● **What to produce**: Find every line with the word "data". Copy those lines.

● **Input for this task**:
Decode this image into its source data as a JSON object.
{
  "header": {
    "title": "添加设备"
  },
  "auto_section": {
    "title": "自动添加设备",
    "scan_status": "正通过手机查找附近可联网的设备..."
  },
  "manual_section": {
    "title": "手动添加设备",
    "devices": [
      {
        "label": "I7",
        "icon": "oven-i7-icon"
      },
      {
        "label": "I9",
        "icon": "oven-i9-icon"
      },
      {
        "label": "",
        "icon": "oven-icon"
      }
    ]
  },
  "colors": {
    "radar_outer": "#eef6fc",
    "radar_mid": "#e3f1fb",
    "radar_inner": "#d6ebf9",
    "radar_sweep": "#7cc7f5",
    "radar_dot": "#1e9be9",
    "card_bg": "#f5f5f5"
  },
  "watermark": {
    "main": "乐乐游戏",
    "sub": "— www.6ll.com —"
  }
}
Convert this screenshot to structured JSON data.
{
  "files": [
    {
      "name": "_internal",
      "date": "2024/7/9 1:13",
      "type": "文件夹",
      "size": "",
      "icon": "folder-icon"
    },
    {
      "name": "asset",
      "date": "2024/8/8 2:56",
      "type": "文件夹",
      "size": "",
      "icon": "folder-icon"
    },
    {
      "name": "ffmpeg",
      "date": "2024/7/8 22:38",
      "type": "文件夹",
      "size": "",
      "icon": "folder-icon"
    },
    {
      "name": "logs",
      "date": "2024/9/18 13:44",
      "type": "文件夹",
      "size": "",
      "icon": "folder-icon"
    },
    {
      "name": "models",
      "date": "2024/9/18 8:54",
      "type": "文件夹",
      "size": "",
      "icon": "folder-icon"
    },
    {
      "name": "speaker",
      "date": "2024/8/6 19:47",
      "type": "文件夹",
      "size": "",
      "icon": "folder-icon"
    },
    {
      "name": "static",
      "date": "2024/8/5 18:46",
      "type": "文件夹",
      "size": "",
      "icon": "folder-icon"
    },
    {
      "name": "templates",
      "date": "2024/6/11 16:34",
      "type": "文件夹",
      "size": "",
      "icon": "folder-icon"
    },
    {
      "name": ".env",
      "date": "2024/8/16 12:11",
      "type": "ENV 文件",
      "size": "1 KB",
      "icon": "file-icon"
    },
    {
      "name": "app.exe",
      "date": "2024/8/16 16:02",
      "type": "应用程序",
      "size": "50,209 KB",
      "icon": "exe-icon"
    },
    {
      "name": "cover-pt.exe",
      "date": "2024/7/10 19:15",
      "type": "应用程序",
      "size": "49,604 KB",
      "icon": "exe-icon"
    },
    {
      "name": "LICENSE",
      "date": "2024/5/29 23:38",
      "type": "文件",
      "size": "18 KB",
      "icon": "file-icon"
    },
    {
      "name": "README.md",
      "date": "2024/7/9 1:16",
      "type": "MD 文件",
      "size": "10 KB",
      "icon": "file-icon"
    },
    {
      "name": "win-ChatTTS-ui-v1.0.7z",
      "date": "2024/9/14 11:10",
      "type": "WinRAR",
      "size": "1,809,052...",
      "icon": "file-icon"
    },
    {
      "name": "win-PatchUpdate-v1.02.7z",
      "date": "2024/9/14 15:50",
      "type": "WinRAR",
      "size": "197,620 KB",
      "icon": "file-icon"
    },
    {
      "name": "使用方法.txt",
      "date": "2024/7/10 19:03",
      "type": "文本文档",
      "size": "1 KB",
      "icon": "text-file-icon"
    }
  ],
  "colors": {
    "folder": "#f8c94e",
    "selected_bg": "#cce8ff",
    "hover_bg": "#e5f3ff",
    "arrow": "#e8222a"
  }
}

● **Result of the task**:
Decode this image into its source data as a JSON object.
Convert this screenshot to structured JSON data.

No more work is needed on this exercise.